* TASK *
Search the data below for the string "face". Extract every line that contains it.

[Stored data entries]
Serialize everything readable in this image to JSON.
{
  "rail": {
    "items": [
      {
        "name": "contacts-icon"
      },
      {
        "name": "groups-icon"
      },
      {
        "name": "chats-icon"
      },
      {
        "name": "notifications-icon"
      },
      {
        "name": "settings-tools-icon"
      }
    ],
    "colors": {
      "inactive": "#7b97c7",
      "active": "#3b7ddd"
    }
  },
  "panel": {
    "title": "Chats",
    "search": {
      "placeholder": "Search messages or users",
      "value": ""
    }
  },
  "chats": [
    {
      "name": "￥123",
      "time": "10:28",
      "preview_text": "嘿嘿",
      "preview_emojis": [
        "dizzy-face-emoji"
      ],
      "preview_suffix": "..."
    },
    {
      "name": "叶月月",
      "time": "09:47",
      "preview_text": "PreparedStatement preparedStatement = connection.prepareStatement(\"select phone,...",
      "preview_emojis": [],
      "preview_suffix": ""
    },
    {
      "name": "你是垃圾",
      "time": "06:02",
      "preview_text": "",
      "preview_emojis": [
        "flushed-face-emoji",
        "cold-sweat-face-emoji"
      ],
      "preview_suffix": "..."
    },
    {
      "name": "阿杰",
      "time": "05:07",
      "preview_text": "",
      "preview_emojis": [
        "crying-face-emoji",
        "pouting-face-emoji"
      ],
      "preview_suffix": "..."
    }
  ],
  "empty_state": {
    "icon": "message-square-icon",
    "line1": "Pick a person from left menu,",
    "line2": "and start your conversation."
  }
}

* REPLY *
        "dizzy-face-emoji"
        "flushed-face-emoji",
        "cold-sweat-face-emoji"
        "crying-face-emoji",
        "pouting-face-emoji"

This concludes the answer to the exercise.